- _Goal_: Could you write out every entry exactly as it stands?

Rows from a dataset:

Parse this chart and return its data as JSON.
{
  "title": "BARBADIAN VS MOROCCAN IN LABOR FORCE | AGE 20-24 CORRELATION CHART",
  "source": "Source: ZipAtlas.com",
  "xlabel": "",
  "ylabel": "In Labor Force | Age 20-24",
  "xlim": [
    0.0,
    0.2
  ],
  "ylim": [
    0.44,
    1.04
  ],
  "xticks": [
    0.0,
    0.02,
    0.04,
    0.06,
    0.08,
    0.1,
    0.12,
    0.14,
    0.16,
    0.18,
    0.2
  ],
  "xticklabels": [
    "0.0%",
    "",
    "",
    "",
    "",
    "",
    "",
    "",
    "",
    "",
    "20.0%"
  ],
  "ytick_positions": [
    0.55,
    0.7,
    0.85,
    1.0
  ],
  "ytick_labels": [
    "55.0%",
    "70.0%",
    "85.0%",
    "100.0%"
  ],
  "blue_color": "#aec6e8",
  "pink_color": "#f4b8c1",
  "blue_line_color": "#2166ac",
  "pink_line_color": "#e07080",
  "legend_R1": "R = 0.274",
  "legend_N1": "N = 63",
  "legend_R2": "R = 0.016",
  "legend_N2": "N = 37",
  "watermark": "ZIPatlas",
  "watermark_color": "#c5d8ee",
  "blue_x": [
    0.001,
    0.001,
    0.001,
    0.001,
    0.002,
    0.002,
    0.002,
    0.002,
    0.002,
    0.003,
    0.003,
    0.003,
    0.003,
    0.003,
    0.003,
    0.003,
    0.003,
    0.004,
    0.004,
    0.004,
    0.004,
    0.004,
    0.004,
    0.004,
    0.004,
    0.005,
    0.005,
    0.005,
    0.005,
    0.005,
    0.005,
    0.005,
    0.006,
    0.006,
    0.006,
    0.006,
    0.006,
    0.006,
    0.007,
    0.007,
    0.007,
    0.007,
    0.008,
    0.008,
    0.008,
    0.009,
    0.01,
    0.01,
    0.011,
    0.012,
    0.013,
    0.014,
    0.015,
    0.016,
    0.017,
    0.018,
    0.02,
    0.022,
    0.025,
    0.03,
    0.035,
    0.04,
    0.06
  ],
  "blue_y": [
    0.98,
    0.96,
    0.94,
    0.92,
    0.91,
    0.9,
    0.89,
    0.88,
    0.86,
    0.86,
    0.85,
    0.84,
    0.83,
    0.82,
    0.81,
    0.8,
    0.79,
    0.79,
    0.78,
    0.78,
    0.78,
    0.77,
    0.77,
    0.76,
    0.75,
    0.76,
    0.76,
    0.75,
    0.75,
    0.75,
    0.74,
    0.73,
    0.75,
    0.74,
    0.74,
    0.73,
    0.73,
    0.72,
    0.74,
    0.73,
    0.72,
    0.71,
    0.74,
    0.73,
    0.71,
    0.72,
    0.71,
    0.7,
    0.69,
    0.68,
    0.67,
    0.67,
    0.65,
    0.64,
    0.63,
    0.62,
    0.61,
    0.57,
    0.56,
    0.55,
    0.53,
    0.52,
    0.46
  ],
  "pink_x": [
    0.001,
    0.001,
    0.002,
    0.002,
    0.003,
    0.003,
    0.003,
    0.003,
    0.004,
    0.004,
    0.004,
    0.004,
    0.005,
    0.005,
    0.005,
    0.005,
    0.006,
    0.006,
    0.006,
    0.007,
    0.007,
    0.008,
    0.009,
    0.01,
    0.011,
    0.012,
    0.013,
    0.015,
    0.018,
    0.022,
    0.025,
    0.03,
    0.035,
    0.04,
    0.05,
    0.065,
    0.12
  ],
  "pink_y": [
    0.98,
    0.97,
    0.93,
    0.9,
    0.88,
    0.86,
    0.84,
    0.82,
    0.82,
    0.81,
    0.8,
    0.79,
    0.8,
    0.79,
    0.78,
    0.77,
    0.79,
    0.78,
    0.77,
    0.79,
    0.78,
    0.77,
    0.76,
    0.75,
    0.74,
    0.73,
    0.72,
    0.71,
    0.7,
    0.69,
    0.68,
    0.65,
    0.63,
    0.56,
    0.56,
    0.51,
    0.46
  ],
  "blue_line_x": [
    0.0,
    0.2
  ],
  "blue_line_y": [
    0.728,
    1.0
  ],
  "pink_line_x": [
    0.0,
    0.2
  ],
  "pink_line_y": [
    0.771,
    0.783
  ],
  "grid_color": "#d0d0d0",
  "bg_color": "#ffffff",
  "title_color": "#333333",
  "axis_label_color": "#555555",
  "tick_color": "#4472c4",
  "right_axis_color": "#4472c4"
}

- _Response to this exercise_:
Parse this chart and return its data as JSON.
{
  "title": "BARBADIAN VS MOROCCAN IN LABOR FORCE | AGE 20-24 CORRELATION CHART",
  "source": "Source: ZipAtlas.com",
  "xlabel": "",
  "ylabel": "In Labor Force | Age 20-24",
  "xlim": [
    0.0,
    0.2
  ],
  "ylim": [
    0.44,
    1.04
  ],
  "xticks": [
    0.0,
    0.02,
    0.04,
    0.06,
    0.08,
    0.1,
    0.12,
    0.14,
    0.16,
    0.18,
    0.2
  ],
  "xticklabels": [
    "0.0%",
    "",
    "",
    "",
    "",
    "",
    "",
    "",
    "",
    "",
    "20.0%"
  ],
  "ytick_positions": [
    0.55,
    0.7,
    0.85,
    1.0
  ],
  "ytick_labels": [
    "55.0%",
    "70.0%",
    "85.0%",
    "100.0%"
  ],
  "blue_color": "#aec6e8",
  "pink_color": "#f4b8c1",
  "blue_line_color": "#2166ac",
  "pink_line_color": "#e07080",
  "legend_R1": "R = 0.274",
  "legend_N1": "N = 63",
  "legend_R2": "R = 0.016",
  "legend_N2": "N = 37",
  "watermark": "ZIPatlas",
  "watermark_color": "#c5d8ee",
  "blue_x": [
    0.001,
    0.001,
    0.001,
    0.001,
    0.002,
    0.002,
    0.002,
    0.002,
    0.002,
    0.003,
    0.003,
    0.003,
    0.003,
    0.003,
    0.003,
    0.003,
    0.003,
    0.004,
    0.004,
    0.004,
    0.004,
    0.004,
    0.004,
    0.004,
    0.004,
    0.005,
    0.005,
    0.005,
    0.005,
    0.005,
    0.005,
    0.005,
    0.006,
    0.006,
    0.006,
    0.006,
    0.006,
    0.006,
    0.007,
    0.007,
    0.007,
    0.007,
    0.008,
    0.008,
    0.008,
    0.009,
    0.01,
    0.01,
    0.011,
    0.012,
    0.013,
    0.014,
    0.015,
    0.016,
    0.017,
    0.018,
    0.02,
    0.022,
    0.025,
    0.03,
    0.035,
    0.04,
    0.06
  ],
  "blue_y": [
    0.98,
    0.96,
    0.94,
    0.92,
    0.91,
    0.9,
    0.89,
    0.88,
    0.86,
    0.86,
    0.85,
    0.84,
    0.83,
    0.82,
    0.81,
    0.8,
    0.79,
    0.79,
    0.78,
    0.78,
    0.78,
    0.77,
    0.77,
    0.76,
    0.75,
    0.76,
    0.76,
    0.75,
    0.75,
    0.75,
    0.74,
    0.73,
    0.75,
    0.74,
    0.74,
    0.73,
    0.73,
    0.72,
    0.74,
    0.73,
    0.72,
    0.71,
    0.74,
    0.73,
    0.71,
    0.72,
    0.71,
    0.7,
    0.69,
    0.68,
    0.67,
    0.67,
    0.65,
    0.64,
    0.63,
    0.62,
    0.61,
    0.57,
    0.56,
    0.55,
    0.53,
    0.52,
    0.46
  ],
  "pink_x": [
    0.001,
    0.001,
    0.002,
    0.002,
    0.003,
    0.003,
    0.003,
    0.003,
    0.004,
    0.004,
    0.004,
    0.004,
    0.005,
    0.005,
    0.005,
    0.005,
    0.006,
    0.006,
    0.006,
    0.007,
    0.007,
    0.008,
    0.009,
    0.01,
    0.011,
    0.012,
    0.013,
    0.015,
    0.018,
    0.022,
    0.025,
    0.03,
    0.035,
    0.04,
    0.05,
    0.065,
    0.12
  ],
  "pink_y": [
    0.98,
    0.97,
    0.93,
    0.9,
    0.88,
    0.86,
    0.84,
    0.82,
    0.82,
    0.81,
    0.8,
    0.79,
    0.8,
    0.79,
    0.78,
    0.77,
    0.79,
    0.78,
    0.77,
    0.79,
    0.78,
    0.77,
    0.76,
    0.75,
    0.74,
    0.73,
    0.72,
    0.71,
    0.7,
    0.69,
    0.68,
    0.65,
    0.63,
    0.56,
    0.56,
    0.51,
    0.46
  ],
  "blue_line_x": [
    0.0,
    0.2
  ],
  "blue_line_y": [
    0.728,
    1.0
  ],
  "pink_line_x": [
    0.0,
    0.2
  ],
  "pink_line_y": [
    0.771,
    0.783
  ],
  "grid_color": "#d0d0d0",
  "bg_color": "#ffffff",
  "title_color": "#333333",
  "axis_label_color": "#555555",
  "tick_color": "#4472c4",
  "right_axis_color": "#4472c4"
}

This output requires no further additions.